┌──

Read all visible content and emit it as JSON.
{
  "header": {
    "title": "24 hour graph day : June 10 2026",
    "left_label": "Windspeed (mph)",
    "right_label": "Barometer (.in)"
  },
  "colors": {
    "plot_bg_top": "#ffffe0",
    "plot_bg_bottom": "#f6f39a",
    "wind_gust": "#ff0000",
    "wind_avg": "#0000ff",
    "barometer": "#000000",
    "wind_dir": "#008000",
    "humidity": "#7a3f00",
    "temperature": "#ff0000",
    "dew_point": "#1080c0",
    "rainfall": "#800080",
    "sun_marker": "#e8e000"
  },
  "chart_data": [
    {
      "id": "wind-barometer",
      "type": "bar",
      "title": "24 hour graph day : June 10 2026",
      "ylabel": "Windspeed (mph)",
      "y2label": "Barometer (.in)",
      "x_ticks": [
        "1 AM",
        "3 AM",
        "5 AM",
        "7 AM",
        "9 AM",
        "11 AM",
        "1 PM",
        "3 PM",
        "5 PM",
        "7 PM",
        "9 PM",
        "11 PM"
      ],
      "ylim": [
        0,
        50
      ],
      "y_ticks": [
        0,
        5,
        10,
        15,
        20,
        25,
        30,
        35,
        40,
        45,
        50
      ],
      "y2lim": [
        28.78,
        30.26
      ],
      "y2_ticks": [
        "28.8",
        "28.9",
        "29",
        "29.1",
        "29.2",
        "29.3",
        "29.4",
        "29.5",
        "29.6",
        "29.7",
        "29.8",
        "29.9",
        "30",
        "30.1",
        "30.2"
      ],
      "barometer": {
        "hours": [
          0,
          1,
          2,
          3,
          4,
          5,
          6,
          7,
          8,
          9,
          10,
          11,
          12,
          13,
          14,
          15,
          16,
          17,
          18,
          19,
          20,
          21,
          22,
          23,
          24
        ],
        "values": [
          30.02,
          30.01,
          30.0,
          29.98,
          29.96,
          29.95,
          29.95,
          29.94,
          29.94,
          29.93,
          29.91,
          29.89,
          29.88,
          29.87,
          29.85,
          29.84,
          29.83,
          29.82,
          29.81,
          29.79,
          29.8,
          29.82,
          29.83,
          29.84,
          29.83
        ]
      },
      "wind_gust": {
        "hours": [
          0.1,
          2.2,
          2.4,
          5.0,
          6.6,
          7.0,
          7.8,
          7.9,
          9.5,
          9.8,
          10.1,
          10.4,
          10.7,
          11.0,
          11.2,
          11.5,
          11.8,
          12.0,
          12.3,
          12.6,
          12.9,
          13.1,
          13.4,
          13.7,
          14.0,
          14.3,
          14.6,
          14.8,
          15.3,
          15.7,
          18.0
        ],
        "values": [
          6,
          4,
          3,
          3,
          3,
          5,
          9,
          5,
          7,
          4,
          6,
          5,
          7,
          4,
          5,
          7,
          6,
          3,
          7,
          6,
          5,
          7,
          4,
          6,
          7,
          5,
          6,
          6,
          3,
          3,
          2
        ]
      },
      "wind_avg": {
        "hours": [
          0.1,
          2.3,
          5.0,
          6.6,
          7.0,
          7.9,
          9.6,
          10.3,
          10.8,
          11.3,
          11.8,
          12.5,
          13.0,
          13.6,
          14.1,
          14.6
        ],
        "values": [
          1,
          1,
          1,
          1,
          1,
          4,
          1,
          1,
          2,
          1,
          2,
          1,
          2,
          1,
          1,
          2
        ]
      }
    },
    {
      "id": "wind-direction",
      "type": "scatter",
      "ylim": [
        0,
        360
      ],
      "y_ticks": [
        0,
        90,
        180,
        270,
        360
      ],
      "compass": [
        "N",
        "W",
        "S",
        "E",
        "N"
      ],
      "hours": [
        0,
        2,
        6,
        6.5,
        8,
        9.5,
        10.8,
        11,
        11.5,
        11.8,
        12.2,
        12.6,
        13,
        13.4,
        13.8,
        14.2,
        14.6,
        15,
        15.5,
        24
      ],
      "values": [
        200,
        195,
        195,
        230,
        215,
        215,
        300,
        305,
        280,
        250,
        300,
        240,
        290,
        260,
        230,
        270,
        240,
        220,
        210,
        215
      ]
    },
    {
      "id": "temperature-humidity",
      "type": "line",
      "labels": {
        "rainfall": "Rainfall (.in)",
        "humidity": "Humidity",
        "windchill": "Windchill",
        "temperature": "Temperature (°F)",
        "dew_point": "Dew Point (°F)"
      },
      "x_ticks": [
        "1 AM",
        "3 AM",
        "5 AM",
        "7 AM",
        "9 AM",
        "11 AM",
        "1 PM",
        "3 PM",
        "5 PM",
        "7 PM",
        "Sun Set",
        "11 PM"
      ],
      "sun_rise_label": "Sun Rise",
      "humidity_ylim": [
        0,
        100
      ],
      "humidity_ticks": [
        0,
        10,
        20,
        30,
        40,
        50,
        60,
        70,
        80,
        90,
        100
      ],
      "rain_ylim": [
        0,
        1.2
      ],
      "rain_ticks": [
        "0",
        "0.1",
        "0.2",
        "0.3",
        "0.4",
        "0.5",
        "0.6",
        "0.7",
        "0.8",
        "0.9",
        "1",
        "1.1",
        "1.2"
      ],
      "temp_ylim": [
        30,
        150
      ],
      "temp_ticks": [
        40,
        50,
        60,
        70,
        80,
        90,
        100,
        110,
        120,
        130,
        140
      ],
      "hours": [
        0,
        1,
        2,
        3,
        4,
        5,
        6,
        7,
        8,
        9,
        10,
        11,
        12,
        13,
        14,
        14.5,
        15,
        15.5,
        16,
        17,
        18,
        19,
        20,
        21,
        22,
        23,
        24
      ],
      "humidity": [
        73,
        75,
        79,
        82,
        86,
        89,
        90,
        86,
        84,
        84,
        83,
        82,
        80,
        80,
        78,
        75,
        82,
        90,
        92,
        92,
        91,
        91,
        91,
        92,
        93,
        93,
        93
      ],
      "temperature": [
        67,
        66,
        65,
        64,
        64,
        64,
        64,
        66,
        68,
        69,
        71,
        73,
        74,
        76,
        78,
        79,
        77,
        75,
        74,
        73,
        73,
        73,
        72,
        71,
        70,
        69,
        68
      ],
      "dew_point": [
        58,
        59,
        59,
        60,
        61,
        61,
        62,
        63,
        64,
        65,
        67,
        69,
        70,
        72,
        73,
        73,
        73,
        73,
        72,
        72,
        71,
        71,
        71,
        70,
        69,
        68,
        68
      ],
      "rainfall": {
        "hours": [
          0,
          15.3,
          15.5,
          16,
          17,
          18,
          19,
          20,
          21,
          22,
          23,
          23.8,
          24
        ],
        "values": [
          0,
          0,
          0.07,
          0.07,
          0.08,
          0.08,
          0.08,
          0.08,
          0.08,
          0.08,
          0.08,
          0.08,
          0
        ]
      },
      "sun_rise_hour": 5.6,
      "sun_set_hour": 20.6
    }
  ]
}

└──
┌──

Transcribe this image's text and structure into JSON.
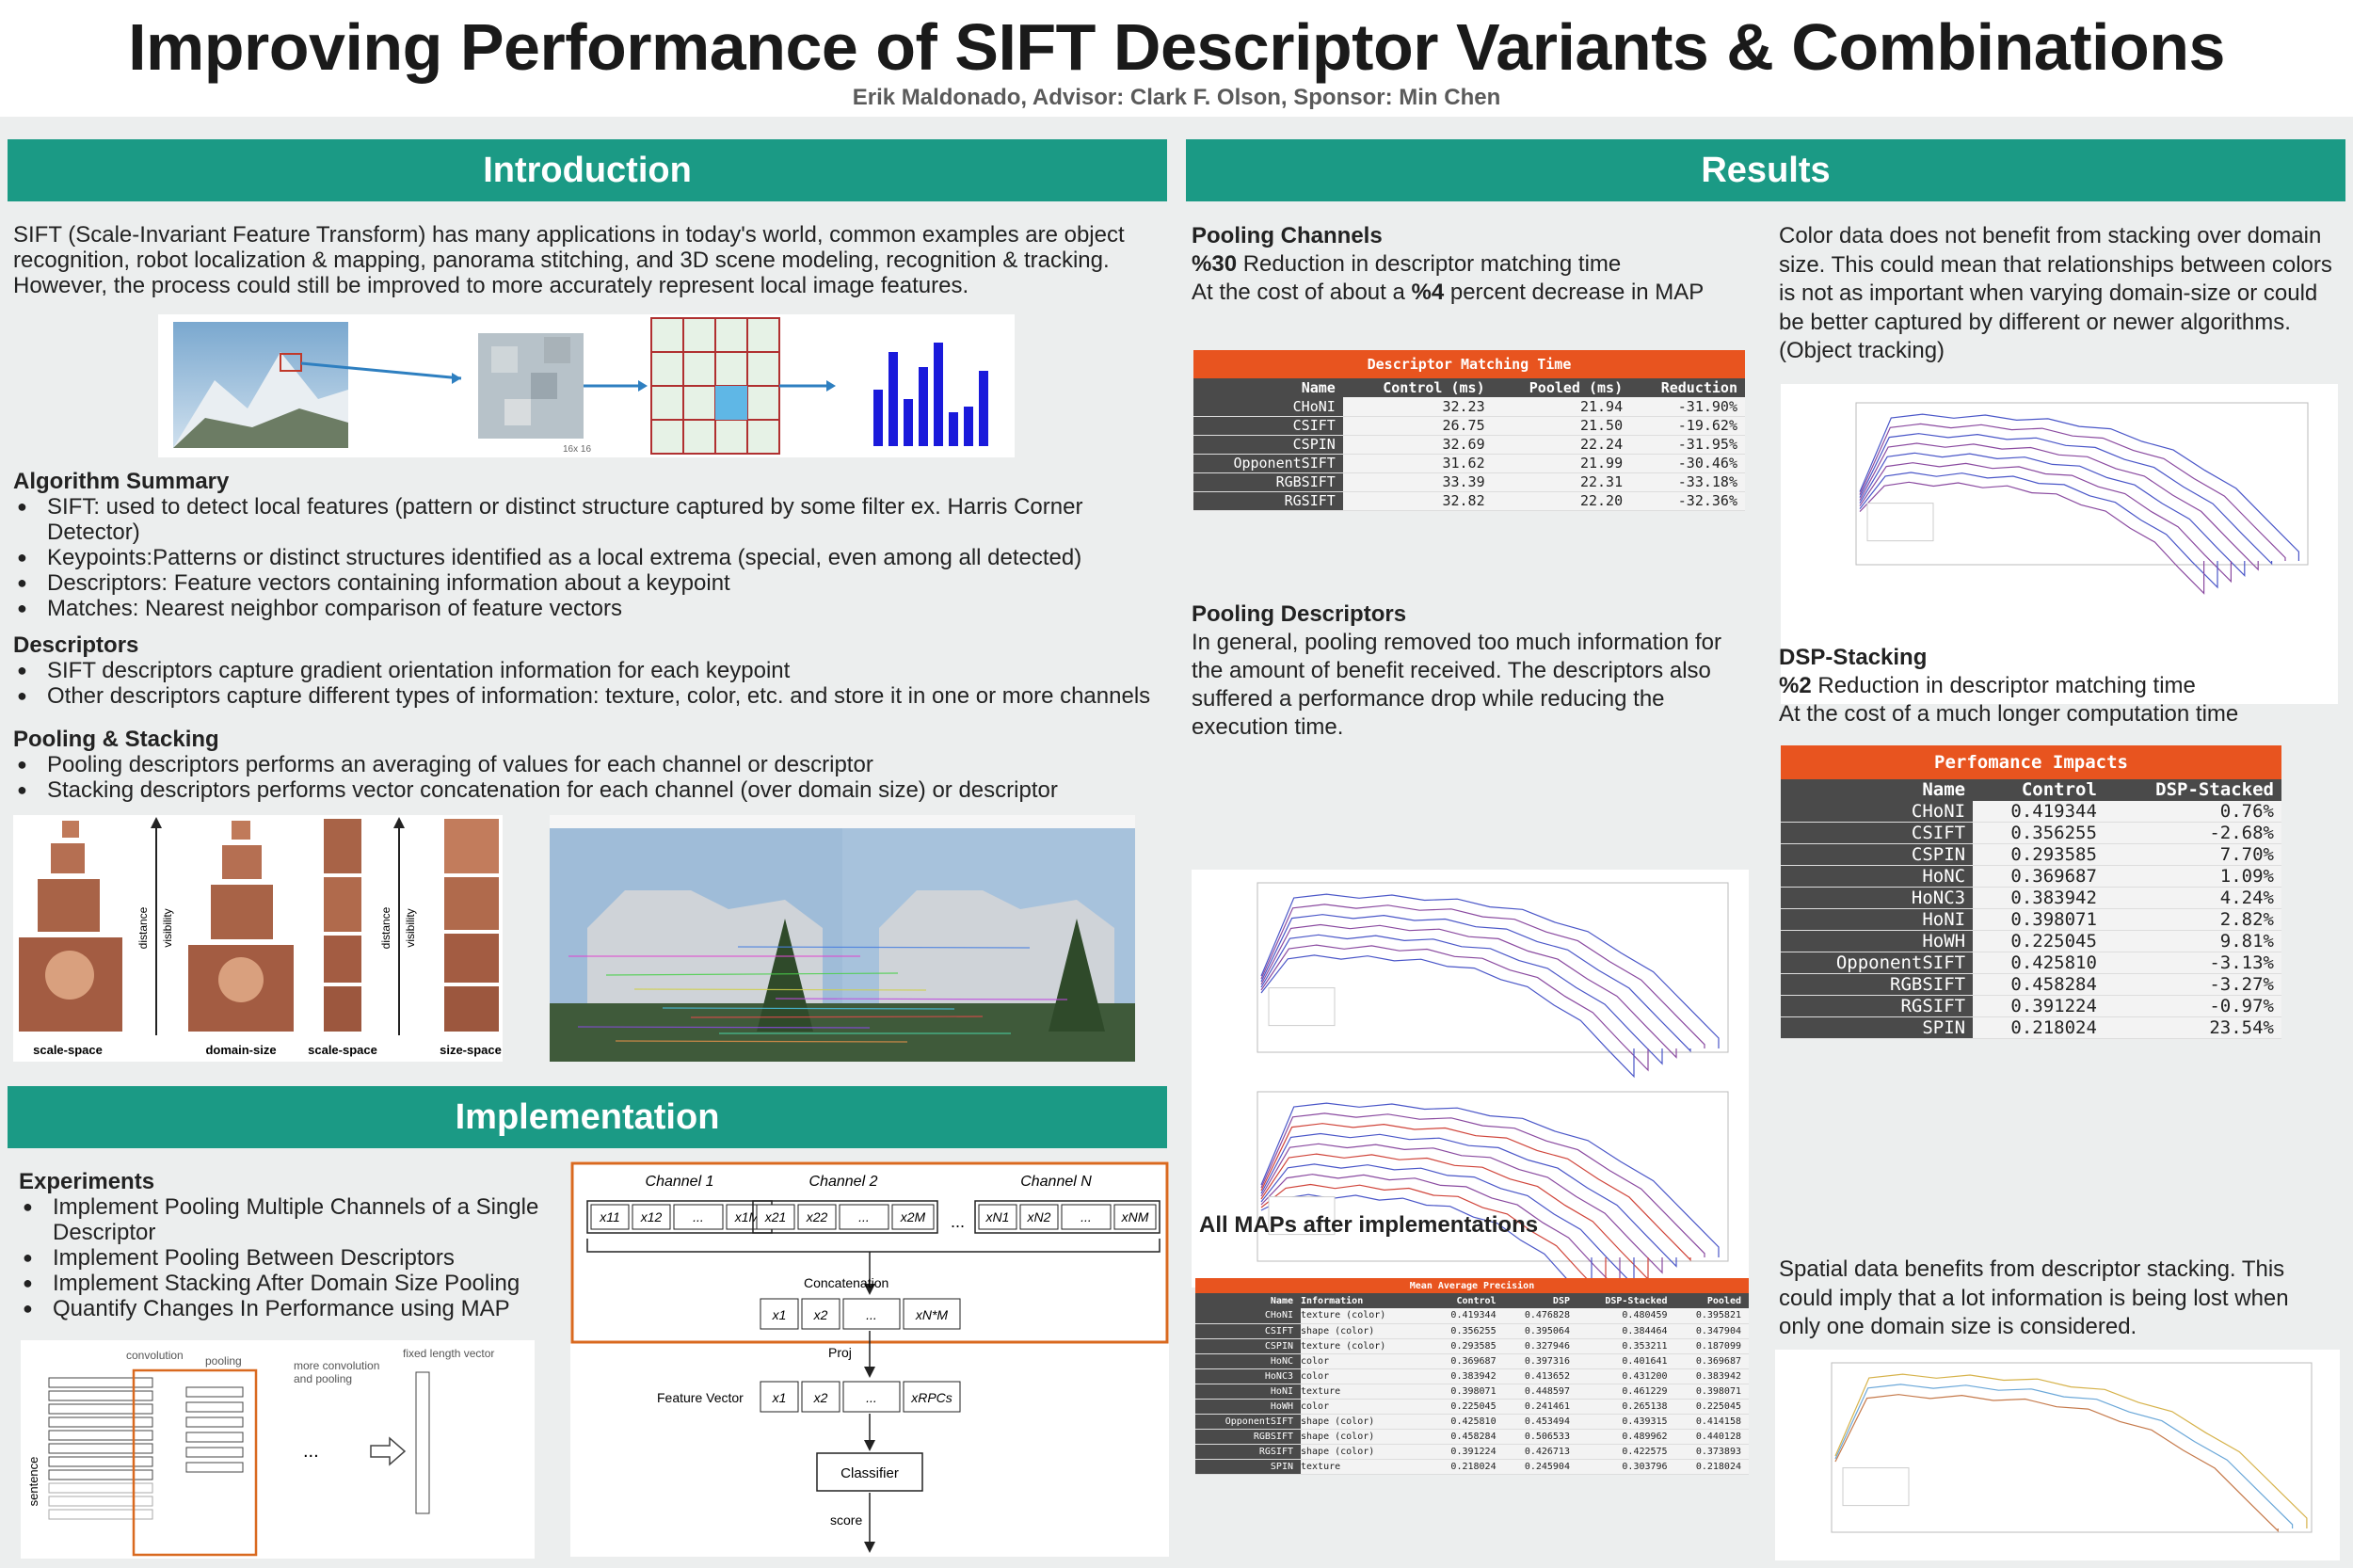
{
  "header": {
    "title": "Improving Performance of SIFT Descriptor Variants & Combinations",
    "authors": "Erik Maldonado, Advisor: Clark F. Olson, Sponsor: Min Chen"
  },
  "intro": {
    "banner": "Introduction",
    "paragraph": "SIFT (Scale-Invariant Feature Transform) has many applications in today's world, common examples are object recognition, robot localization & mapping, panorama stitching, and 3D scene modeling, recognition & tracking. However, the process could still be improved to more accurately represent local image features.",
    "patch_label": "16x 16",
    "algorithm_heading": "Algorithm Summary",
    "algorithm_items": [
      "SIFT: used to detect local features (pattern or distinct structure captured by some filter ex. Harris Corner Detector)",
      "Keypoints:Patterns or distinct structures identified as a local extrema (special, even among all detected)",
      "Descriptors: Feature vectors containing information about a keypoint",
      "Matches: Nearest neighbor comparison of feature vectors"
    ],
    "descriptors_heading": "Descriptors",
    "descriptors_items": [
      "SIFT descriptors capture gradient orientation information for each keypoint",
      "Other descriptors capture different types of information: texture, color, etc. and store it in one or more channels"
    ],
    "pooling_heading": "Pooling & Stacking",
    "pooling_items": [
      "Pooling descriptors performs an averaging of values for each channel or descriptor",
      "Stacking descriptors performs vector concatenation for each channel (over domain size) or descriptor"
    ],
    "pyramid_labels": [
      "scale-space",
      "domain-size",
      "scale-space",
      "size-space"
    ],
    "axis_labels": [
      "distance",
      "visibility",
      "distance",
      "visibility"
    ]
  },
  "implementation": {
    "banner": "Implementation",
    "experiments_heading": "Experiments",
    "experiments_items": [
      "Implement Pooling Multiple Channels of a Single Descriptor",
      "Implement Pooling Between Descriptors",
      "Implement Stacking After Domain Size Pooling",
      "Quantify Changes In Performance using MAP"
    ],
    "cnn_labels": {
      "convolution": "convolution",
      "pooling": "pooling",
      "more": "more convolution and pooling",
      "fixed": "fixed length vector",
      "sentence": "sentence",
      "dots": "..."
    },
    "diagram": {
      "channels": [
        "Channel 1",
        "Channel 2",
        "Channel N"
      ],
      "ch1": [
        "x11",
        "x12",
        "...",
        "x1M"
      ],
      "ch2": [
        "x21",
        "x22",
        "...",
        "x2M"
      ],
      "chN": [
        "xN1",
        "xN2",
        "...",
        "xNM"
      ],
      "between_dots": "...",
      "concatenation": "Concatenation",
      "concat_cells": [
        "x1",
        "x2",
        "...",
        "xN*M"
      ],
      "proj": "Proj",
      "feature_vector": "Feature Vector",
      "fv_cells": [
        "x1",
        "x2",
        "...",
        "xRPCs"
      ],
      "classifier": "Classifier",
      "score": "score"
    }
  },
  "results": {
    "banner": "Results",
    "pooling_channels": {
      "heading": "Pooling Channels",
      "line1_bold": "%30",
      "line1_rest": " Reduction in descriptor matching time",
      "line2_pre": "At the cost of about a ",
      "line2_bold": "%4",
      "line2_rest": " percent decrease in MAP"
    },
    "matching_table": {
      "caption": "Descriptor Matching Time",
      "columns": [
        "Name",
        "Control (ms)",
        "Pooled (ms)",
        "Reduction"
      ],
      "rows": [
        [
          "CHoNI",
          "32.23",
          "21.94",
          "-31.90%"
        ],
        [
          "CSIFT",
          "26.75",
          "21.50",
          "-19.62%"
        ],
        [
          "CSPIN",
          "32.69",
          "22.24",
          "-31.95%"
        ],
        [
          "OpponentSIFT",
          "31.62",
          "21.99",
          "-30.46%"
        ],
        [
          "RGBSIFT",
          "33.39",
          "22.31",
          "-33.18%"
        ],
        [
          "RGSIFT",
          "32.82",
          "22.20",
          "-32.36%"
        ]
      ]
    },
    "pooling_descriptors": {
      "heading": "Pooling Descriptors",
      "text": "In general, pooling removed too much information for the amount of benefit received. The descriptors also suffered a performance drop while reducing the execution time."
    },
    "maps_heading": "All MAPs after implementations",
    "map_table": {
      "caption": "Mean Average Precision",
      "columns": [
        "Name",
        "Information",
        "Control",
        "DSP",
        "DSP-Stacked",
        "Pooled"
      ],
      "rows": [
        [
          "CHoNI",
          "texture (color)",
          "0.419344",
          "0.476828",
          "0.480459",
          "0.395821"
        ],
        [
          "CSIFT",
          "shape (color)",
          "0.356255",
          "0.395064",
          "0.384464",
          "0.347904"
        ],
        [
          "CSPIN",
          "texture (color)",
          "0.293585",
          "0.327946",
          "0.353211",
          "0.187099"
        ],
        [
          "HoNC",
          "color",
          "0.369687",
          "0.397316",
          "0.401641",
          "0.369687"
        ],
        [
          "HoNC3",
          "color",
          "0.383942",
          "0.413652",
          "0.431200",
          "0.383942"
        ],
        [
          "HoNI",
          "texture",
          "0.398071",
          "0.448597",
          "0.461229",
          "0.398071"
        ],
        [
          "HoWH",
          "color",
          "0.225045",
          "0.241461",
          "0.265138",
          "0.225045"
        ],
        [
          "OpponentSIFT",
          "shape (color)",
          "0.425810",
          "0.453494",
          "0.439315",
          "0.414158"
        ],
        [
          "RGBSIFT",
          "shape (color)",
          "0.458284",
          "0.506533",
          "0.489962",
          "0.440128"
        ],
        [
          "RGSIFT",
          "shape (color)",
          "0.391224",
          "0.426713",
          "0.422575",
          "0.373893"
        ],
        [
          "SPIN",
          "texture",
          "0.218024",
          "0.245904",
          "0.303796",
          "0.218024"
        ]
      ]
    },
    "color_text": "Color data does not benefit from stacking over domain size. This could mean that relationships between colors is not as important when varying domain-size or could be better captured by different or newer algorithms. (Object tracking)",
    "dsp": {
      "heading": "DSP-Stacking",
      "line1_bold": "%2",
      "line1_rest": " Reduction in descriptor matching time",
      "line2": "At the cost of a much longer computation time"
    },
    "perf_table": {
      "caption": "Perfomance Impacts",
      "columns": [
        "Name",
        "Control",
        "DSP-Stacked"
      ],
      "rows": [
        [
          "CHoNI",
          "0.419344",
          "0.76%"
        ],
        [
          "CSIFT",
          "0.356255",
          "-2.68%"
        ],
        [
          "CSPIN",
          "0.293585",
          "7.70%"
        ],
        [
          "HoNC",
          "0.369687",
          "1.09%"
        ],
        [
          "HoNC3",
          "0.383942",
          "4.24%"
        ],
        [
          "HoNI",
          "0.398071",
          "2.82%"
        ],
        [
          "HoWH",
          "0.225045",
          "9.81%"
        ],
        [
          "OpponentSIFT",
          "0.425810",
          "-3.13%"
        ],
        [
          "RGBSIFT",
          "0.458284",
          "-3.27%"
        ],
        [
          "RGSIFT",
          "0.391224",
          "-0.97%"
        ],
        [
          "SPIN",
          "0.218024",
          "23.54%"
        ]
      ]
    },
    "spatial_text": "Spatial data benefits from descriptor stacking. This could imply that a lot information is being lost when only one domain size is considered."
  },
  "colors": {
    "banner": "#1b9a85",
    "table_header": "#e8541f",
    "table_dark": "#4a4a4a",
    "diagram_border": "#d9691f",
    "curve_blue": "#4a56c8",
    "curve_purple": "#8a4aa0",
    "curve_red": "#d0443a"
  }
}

└──

Your task is to pick out every line with the string "performs" and copy it.

      "Pooling descriptors performs an averaging of values for each channel or descriptor",
      "Stacking descriptors performs vector concatenation for each channel (over domain size) or descriptor"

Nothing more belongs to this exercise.